● **Set exercise**: Copy every line in which the string "xlabel" occurs.

● **Data in this exercise**:
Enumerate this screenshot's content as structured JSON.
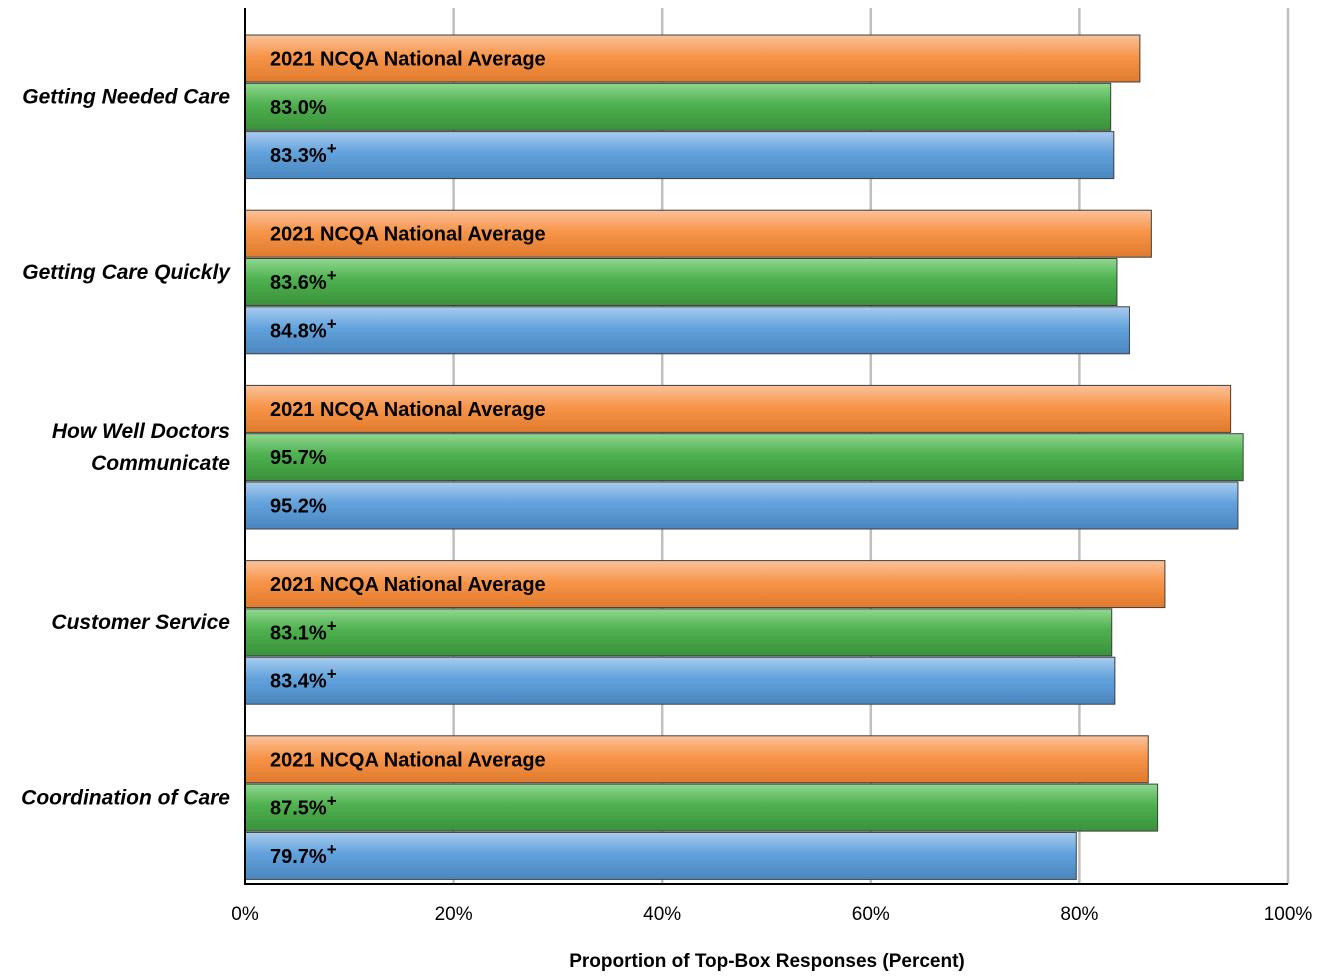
{
  "chart_data": {
    "type": "bar",
    "orientation": "horizontal",
    "title": "",
    "xlabel": "Proportion of Top-Box Responses (Percent)",
    "ylabel": "",
    "xlim": [
      0,
      100
    ],
    "x_ticks": [
      "0%",
      "20%",
      "40%",
      "60%",
      "80%",
      "100%"
    ],
    "x_tick_values": [
      0,
      20,
      40,
      60,
      80,
      100
    ],
    "grid": true,
    "categories": [
      "Getting Needed Care",
      "Getting Care Quickly",
      "How Well Doctors Communicate",
      "Customer Service",
      "Coordination of Care"
    ],
    "category_lines": [
      [
        "Getting Needed Care"
      ],
      [
        "Getting Care Quickly"
      ],
      [
        "How Well Doctors",
        "Communicate"
      ],
      [
        "Customer Service"
      ],
      [
        "Coordination of Care"
      ]
    ],
    "series": [
      {
        "color": "#F79646",
        "values": [
          85.8,
          86.9,
          94.5,
          88.2,
          86.6
        ],
        "labels": [
          "2021 NCQA National Average",
          "2021 NCQA National Average",
          "2021 NCQA National Average",
          "2021 NCQA National Average",
          "2021 NCQA National Average"
        ],
        "marks": [
          "",
          "",
          "",
          "",
          ""
        ]
      },
      {
        "color": "#4EB04E",
        "values": [
          83.0,
          83.6,
          95.7,
          83.1,
          87.5
        ],
        "labels": [
          "83.0%",
          "83.6%",
          "95.7%",
          "83.1%",
          "87.5%"
        ],
        "marks": [
          "",
          "+",
          "",
          "+",
          "+"
        ]
      },
      {
        "color": "#5B9BD5",
        "values": [
          83.3,
          84.8,
          95.2,
          83.4,
          79.7
        ],
        "labels": [
          "83.3%",
          "84.8%",
          "95.2%",
          "83.4%",
          "79.7%"
        ],
        "marks": [
          "+",
          "+",
          "",
          "+",
          "+"
        ]
      }
    ]
  }
}
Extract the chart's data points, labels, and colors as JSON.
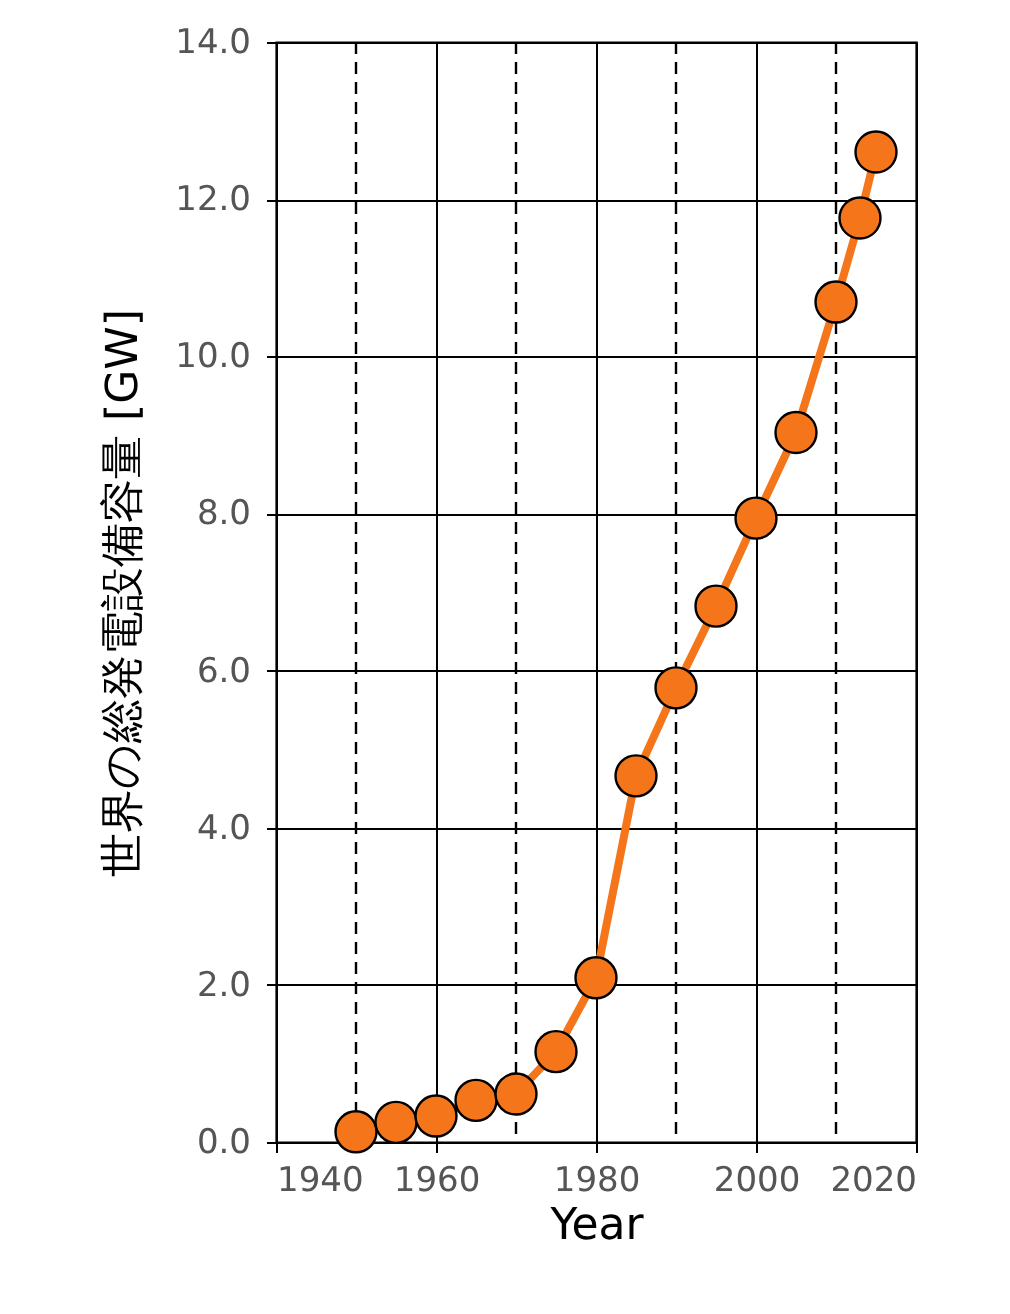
{
  "chart_data": {
    "type": "line",
    "xlabel": "Year",
    "ylabel": "世界の総発電設備容量 [GW]",
    "x": [
      1950,
      1955,
      1960,
      1965,
      1970,
      1975,
      1980,
      1985,
      1990,
      1995,
      2000,
      2005,
      2010,
      2013,
      2015
    ],
    "series": [
      {
        "color": "#f5761a",
        "values": [
          0.13,
          0.25,
          0.33,
          0.53,
          0.61,
          1.15,
          2.09,
          4.66,
          5.78,
          6.82,
          7.94,
          9.03,
          10.69,
          11.76,
          12.6
        ]
      }
    ],
    "xlim": [
      1940,
      2020
    ],
    "xticks": [
      1940,
      1960,
      1980,
      2000,
      2020
    ],
    "ylim": [
      0,
      14
    ],
    "yticks": [
      {
        "value": 0,
        "label": "0.0"
      },
      {
        "value": 2,
        "label": "2.0"
      },
      {
        "value": 4,
        "label": "4.0"
      },
      {
        "value": 6,
        "label": "6.0"
      },
      {
        "value": 8,
        "label": "8.0"
      },
      {
        "value": 10,
        "label": "10.0"
      },
      {
        "value": 12,
        "label": "12.0"
      },
      {
        "value": 14,
        "label": "14.0"
      }
    ],
    "ref_lines": [
      {
        "axis": "x",
        "value": 1950,
        "line_style": "dashed"
      },
      {
        "axis": "x",
        "value": 1970,
        "line_style": "dashed"
      },
      {
        "axis": "x",
        "value": 1990,
        "line_style": "dashed"
      },
      {
        "axis": "x",
        "value": 2010,
        "line_style": "dashed"
      }
    ],
    "grid": true,
    "marker": "circle",
    "line_style": "solid"
  }
}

● **Answer for this exercise**:
    "xlabel": "Proportion of Top-Box Responses (Percent)",
    "xlabel": "Year",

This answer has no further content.